'''

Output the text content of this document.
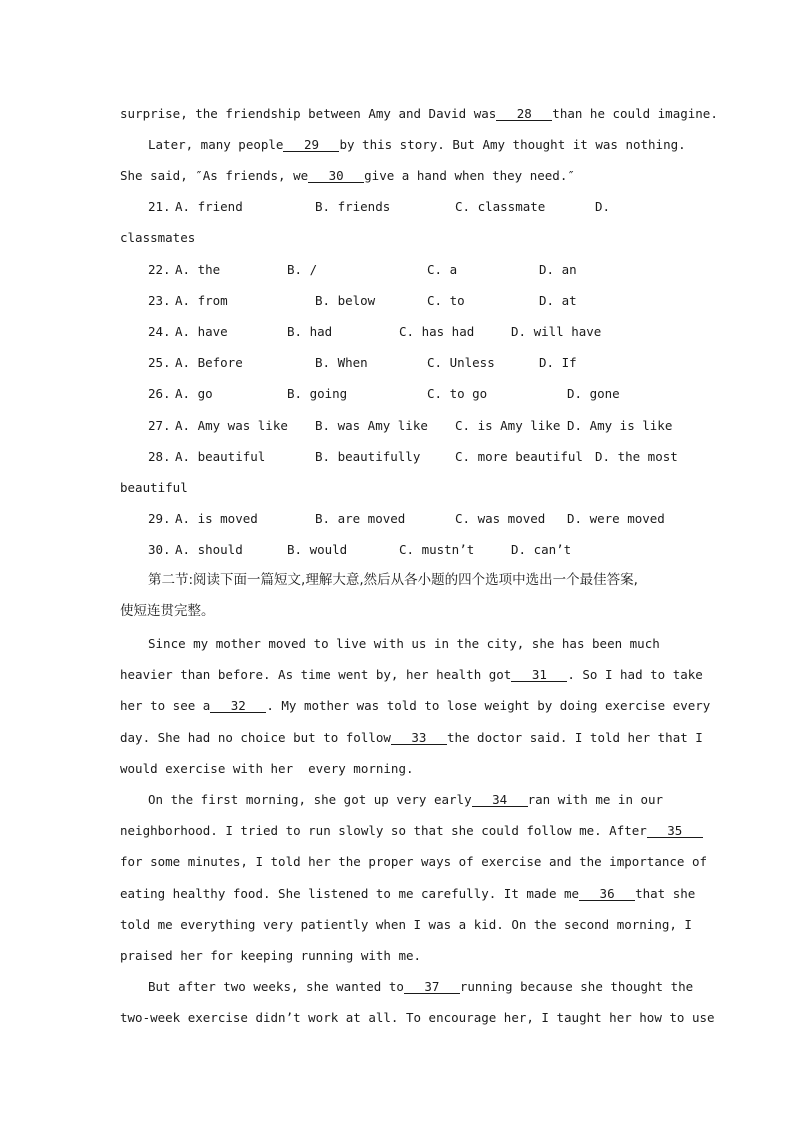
surprise, the friendship between Amy and David was 28 than he could imagine.
Later, many people 29 by this story. But Amy thought it was nothing.
She said, ″As friends, we 30 give a hand when they need.″
21. A. friend	B. friends	C. classmate	D.
classmates
22. A. the	B. /	C. a	D. an
23. A. from	B. below	C. to	D. at
24. A. have	B. had	C. has had	D. will have
25. A. Before	B. When	C. Unless	D. If
26. A. go	B. going	C. to go	D. gone
27. A. Amy was like B. was Amy like C. is Amy like D. Amy is like
28. A. beautiful	B. beautifully	C. more beautiful D. the most
beautiful
29. A. is moved	B. are moved	C. was moved D. were moved
30. A. should	B. would	C. mustn’t	D. can’t
第二节:阅读下面一篇短文,理解大意,然后从各小题的四个选项中选出一个最佳答案,
使短连贯完整。
Since my mother moved to live with us in the city, she has been much
heavier than before. As time went by, her health got 31 . So I had to take
her to see a 32 . My mother was told to lose weight by doing exercise every
day. She had no choice but to follow 33 the doctor said. I told her that I
would exercise with her  every morning.
On the first morning, she got up very early 34 ran with me in our
neighborhood. I tried to run slowly so that she could follow me. After 35
for some minutes, I told her the proper ways of exercise and the importance of
eating healthy food. She listened to me carefully. It made me 36 that she
told me everything very patiently when I was a kid. On the second morning, I
praised her for keeping running with me.
But after two weeks, she wanted to 37 running because she thought the
two-week exercise didn’t work at all. To encourage her, I taught her how to use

'''

▶ _What is being asked_
Transcribe the whole listing exactly. Pictures are excluded.

▶ _Response to the exercise_
Output the text content of this document.
surprise, the friendship between Amy and David was 28 than he could imagine.
Later, many people 29 by this story. But Amy thought it was nothing.
She said, ″As friends, we 30 give a hand when they need.″
21. A. friend	B. friends	C. classmate	D.
classmates
22. A. the	B. /	C. a	D. an
23. A. from	B. below	C. to	D. at
24. A. have	B. had	C. has had	D. will have
25. A. Before	B. When	C. Unless	D. If
26. A. go	B. going	C. to go	D. gone
27. A. Amy was like B. was Amy like C. is Amy like D. Amy is like
28. A. beautiful	B. beautifully	C. more beautiful D. the most
beautiful
29. A. is moved	B. are moved	C. was moved D. were moved
30. A. should	B. would	C. mustn’t	D. can’t
第二节:阅读下面一篇短文,理解大意,然后从各小题的四个选项中选出一个最佳答案,
使短连贯完整。
Since my mother moved to live with us in the city, she has been much
heavier than before. As time went by, her health got 31 . So I had to take
her to see a 32 . My mother was told to lose weight by doing exercise every
day. She had no choice but to follow 33 the doctor said. I told her that I
would exercise with her  every morning.
On the first morning, she got up very early 34 ran with me in our
neighborhood. I tried to run slowly so that she could follow me. After 35
for some minutes, I told her the proper ways of exercise and the importance of
eating healthy food. She listened to me carefully. It made me 36 that she
told me everything very patiently when I was a kid. On the second morning, I
praised her for keeping running with me.
But after two weeks, she wanted to 37 running because she thought the
two-week exercise didn’t work at all. To encourage her, I taught her how to use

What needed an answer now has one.